> Data supplied:
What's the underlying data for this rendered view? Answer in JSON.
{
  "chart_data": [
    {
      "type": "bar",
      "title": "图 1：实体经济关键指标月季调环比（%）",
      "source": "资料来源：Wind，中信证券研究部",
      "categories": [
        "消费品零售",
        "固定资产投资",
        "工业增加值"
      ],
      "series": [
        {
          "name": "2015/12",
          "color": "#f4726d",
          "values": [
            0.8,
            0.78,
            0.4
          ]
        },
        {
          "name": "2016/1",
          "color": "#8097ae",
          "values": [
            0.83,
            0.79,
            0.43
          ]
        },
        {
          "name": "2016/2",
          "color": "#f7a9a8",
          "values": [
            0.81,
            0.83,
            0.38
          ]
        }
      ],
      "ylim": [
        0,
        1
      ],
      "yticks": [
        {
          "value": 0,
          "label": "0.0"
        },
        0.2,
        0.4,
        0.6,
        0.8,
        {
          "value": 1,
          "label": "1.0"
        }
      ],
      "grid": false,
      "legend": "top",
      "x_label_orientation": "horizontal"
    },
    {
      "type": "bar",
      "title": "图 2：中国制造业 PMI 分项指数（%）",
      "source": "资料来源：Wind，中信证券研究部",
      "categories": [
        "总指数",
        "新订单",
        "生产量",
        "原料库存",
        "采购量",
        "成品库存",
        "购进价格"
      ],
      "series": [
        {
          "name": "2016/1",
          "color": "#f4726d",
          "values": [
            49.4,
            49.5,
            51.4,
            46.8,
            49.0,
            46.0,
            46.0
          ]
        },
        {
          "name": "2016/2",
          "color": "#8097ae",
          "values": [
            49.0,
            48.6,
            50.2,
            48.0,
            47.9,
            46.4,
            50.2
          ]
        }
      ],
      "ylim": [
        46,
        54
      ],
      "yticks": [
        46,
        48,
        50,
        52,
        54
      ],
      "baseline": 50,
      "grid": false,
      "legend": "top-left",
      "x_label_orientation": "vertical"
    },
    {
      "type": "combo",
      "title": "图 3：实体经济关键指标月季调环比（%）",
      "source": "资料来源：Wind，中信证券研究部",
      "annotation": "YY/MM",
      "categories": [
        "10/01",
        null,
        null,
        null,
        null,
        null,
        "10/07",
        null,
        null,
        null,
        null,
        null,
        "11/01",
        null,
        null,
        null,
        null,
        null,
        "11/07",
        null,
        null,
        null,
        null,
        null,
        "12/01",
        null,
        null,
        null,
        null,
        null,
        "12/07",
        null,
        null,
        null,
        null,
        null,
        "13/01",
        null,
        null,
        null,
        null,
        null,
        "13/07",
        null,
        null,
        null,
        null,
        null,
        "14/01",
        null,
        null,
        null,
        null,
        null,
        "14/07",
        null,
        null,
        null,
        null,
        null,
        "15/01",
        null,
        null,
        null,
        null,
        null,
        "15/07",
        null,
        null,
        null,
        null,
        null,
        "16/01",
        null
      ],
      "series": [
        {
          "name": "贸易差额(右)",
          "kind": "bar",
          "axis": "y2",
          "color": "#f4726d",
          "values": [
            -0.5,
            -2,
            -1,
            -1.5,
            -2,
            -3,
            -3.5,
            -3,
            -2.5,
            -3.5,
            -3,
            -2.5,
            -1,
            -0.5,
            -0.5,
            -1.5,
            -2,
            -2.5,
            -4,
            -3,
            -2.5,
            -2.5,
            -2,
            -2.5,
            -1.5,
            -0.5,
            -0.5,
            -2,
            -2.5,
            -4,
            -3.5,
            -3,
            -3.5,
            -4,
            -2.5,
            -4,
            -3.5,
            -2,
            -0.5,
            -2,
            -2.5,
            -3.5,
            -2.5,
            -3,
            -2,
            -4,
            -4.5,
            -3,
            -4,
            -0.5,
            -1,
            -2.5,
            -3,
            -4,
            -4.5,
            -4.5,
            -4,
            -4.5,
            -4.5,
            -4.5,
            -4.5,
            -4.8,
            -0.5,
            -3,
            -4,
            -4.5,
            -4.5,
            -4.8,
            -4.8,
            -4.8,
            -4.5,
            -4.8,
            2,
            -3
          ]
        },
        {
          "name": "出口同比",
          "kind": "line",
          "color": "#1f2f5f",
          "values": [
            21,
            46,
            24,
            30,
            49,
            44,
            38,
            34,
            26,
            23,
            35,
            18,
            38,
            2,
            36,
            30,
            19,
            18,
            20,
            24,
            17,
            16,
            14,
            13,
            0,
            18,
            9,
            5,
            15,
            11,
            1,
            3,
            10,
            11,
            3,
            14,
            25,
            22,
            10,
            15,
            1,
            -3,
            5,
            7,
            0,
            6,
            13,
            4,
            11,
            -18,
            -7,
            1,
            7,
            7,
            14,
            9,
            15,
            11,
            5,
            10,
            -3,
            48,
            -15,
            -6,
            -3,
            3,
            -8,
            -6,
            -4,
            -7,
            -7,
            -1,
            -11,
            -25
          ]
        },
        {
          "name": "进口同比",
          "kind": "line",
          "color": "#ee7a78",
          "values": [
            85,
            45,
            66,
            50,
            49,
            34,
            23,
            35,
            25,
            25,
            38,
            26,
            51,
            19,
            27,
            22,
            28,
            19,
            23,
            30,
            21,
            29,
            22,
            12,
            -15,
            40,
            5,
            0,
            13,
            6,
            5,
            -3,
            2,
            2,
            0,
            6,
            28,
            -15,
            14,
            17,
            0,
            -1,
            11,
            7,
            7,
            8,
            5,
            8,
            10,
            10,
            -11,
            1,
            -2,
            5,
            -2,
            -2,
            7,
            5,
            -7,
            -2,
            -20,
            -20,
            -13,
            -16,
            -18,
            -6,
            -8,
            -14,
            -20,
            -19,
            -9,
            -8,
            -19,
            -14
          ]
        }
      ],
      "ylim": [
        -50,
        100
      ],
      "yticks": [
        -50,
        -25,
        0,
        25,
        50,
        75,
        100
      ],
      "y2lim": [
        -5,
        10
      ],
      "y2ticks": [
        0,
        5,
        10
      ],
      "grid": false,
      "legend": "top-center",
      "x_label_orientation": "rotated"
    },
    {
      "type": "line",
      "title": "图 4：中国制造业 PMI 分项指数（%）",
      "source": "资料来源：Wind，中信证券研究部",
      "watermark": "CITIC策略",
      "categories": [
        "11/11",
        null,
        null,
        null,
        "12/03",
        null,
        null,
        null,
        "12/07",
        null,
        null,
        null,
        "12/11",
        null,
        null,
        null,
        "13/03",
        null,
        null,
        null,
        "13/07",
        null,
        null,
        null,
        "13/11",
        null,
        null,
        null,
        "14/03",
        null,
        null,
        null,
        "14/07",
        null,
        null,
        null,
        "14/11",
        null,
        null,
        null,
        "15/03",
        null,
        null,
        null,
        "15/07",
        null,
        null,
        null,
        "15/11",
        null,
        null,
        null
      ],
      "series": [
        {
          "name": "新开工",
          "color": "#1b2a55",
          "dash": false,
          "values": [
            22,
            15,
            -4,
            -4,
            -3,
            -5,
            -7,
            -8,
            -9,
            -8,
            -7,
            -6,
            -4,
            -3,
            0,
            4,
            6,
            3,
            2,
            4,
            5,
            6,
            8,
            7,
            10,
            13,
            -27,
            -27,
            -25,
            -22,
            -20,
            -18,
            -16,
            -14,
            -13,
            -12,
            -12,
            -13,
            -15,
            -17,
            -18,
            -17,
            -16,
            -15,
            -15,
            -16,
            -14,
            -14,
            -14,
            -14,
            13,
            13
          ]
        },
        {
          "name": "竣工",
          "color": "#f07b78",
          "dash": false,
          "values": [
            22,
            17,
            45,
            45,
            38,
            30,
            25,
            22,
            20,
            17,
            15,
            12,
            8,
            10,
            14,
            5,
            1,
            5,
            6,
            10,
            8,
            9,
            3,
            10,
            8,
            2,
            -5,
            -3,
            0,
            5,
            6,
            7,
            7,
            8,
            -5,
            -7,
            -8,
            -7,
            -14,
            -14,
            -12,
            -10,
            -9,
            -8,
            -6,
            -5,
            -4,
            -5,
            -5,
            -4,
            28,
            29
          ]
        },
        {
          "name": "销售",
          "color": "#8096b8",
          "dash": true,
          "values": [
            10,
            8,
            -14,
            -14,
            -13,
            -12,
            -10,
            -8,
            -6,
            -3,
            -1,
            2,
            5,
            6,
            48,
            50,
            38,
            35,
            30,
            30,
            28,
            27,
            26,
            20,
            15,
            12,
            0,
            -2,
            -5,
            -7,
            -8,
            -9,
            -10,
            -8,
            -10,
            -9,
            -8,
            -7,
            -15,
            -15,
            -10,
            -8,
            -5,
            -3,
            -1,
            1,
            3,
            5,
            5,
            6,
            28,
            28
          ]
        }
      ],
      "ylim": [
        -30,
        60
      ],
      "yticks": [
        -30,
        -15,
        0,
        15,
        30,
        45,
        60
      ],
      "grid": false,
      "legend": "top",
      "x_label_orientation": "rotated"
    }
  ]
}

> Task prompt:
Using the listing above, return all lines where the word "中国制造业" occurs.

> Response:
      "title": "图 2：中国制造业 PMI 分项指数（%）",
      "title": "图 4：中国制造业 PMI 分项指数（%）",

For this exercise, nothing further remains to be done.